DIRECTION: Reproduce all of the material word for word.

(Items from a dataset)
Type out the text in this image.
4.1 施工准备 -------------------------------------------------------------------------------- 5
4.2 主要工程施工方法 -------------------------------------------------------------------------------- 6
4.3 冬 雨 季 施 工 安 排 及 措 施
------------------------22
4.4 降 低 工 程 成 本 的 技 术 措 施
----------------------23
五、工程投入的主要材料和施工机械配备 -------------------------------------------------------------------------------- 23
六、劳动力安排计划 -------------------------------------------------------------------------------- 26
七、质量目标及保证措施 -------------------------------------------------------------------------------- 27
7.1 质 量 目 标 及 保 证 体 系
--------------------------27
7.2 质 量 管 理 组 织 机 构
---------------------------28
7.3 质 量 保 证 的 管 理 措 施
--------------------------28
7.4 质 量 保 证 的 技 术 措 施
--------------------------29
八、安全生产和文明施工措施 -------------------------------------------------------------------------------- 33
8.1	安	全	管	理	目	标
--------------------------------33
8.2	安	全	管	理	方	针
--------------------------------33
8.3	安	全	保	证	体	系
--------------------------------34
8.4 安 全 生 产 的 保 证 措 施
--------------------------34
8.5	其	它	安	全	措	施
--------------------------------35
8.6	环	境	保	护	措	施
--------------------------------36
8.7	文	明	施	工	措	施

SOLUTION TO THE PROBLEM:
Type out the text in this image.
4.1 施工准备 -------------------------------------------------------------------------------- 5
4.2 主要工程施工方法 -------------------------------------------------------------------------------- 6
4.3 冬 雨 季 施 工 安 排 及 措 施
------------------------22
4.4 降 低 工 程 成 本 的 技 术 措 施
----------------------23
五、工程投入的主要材料和施工机械配备 -------------------------------------------------------------------------------- 23
六、劳动力安排计划 -------------------------------------------------------------------------------- 26
七、质量目标及保证措施 -------------------------------------------------------------------------------- 27
7.1 质 量 目 标 及 保 证 体 系
--------------------------27
7.2 质 量 管 理 组 织 机 构
---------------------------28
7.3 质 量 保 证 的 管 理 措 施
--------------------------28
7.4 质 量 保 证 的 技 术 措 施
--------------------------29
八、安全生产和文明施工措施 -------------------------------------------------------------------------------- 33
8.1	安	全	管	理	目	标
--------------------------------33
8.2	安	全	管	理	方	针
--------------------------------33
8.3	安	全	保	证	体	系
--------------------------------34
8.4 安 全 生 产 的 保 证 措 施
--------------------------34
8.5	其	它	安	全	措	施
--------------------------------35
8.6	环	境	保	护	措	施
--------------------------------36
8.7	文	明	施	工	措	施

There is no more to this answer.